▶ **Given task**:
State only the number of lines that include "停杯投箸不能食".

▶ **Records for the exercise**:
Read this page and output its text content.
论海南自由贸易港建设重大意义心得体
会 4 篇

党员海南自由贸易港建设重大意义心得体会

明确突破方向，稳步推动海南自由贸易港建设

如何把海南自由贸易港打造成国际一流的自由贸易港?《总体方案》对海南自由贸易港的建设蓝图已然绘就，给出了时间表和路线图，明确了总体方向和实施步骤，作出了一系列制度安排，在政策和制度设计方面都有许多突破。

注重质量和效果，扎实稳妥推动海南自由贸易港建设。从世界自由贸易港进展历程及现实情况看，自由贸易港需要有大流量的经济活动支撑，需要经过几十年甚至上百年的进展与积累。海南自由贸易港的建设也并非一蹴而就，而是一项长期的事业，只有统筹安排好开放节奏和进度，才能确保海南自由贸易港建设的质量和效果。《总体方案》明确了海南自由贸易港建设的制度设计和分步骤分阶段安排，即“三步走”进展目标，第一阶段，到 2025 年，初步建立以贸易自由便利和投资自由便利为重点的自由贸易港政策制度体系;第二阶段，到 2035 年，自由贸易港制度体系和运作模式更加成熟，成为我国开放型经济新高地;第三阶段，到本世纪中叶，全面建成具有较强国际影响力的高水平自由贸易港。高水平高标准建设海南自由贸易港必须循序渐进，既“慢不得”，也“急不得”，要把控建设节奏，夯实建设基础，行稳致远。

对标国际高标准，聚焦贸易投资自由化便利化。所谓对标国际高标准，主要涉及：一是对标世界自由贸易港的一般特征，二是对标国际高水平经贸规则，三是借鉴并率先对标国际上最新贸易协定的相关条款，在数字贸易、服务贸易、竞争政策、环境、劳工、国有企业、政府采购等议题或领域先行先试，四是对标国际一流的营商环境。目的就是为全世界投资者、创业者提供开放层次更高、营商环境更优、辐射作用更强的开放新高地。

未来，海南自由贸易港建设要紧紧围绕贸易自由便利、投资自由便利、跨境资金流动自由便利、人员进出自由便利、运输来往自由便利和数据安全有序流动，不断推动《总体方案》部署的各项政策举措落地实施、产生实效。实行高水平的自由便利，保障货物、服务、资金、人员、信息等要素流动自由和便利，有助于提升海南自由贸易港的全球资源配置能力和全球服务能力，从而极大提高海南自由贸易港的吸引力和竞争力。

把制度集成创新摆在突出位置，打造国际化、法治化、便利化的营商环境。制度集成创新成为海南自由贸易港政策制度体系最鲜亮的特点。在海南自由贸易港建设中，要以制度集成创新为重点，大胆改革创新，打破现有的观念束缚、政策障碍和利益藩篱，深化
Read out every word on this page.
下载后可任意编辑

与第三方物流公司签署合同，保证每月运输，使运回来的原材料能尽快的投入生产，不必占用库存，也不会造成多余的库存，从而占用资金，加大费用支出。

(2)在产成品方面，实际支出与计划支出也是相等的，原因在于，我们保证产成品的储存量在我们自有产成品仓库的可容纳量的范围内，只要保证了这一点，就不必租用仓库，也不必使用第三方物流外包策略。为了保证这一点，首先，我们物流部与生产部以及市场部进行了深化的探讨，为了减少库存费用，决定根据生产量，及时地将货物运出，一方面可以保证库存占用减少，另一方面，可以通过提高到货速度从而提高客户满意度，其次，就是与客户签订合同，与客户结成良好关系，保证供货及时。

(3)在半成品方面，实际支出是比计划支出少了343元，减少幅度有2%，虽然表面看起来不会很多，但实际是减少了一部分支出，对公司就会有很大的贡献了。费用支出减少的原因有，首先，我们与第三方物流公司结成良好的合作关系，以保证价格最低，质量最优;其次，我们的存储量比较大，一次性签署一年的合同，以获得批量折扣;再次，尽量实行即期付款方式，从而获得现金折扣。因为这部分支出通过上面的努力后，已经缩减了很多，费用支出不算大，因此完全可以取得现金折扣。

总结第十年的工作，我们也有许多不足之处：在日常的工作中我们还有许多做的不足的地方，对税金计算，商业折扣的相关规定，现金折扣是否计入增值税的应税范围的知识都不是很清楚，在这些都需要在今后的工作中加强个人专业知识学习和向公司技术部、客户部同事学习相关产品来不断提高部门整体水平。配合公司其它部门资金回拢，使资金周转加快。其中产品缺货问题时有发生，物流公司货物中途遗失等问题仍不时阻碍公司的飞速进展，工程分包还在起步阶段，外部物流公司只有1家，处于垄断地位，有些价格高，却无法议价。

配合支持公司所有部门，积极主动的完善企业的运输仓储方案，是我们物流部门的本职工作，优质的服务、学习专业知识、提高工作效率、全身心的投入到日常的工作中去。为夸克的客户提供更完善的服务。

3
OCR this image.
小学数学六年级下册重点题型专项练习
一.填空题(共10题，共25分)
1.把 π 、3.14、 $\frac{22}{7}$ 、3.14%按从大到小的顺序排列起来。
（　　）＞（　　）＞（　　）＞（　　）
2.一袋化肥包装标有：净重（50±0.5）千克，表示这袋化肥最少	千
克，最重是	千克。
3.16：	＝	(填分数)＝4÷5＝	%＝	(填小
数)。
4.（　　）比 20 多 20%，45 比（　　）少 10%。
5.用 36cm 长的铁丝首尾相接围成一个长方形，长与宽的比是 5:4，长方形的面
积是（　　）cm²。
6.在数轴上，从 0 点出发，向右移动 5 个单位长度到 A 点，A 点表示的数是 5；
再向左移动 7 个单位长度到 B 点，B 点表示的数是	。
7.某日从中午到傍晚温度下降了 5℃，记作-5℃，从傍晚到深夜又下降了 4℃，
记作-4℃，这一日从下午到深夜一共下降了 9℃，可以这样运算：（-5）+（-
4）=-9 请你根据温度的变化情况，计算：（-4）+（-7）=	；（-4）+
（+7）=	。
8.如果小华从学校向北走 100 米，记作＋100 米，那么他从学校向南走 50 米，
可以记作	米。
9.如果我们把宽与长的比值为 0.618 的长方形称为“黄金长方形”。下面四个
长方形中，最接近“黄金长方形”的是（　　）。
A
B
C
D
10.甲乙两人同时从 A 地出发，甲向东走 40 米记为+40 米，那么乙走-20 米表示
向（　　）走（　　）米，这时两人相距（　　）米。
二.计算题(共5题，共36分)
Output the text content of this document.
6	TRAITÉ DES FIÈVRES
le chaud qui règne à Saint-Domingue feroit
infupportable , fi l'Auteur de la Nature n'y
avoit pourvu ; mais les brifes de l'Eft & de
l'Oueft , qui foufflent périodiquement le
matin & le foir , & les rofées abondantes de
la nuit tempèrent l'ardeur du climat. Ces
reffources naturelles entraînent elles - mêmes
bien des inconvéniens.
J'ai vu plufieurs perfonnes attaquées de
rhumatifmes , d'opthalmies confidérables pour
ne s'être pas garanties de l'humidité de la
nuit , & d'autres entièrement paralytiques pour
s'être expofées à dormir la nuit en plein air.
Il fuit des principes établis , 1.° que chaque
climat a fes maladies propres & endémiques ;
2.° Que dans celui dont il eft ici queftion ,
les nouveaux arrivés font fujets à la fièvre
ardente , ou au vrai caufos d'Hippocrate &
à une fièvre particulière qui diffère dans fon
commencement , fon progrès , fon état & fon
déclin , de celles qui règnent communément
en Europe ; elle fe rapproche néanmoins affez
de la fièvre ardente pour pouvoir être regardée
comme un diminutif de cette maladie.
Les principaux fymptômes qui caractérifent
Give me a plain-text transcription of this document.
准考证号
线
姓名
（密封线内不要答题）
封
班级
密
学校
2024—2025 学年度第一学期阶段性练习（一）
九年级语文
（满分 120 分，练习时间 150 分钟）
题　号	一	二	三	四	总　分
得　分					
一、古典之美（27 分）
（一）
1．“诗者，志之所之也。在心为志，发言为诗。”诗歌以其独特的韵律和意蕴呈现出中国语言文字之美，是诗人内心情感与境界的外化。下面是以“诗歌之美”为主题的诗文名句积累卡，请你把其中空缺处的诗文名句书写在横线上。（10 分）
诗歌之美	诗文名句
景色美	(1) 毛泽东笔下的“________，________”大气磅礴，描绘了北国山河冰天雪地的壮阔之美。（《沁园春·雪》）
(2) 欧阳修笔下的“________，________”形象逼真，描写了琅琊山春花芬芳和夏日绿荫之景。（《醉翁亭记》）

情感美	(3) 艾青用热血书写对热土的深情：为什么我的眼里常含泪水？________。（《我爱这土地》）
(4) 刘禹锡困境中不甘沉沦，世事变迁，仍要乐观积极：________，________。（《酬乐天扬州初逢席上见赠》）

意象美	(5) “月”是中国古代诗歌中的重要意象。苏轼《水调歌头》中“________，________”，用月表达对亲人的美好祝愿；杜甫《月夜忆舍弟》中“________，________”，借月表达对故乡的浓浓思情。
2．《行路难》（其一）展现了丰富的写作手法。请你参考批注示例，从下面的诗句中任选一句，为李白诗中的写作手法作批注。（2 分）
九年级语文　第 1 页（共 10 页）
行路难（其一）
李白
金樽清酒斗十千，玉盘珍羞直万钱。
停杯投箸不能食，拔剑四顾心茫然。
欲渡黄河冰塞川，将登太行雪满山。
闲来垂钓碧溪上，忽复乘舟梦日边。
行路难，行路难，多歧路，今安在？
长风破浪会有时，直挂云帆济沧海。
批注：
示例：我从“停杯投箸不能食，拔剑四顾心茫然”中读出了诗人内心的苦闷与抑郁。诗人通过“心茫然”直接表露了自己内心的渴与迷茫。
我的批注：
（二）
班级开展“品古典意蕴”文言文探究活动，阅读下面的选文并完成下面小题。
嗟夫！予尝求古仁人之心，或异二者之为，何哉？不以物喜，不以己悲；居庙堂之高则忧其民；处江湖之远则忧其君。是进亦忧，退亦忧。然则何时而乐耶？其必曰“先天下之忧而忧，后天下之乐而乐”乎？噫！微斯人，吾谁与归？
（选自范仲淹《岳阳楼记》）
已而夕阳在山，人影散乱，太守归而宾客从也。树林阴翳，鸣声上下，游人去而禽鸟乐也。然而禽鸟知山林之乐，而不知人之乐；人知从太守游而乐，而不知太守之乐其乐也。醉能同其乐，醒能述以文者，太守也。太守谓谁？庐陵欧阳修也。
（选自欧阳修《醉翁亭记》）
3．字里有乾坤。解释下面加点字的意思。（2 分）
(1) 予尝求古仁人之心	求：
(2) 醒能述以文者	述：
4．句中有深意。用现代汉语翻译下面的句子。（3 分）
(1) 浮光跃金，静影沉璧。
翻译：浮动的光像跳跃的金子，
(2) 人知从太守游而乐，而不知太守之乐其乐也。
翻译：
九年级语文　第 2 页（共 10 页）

▶ **Complete answer**:
2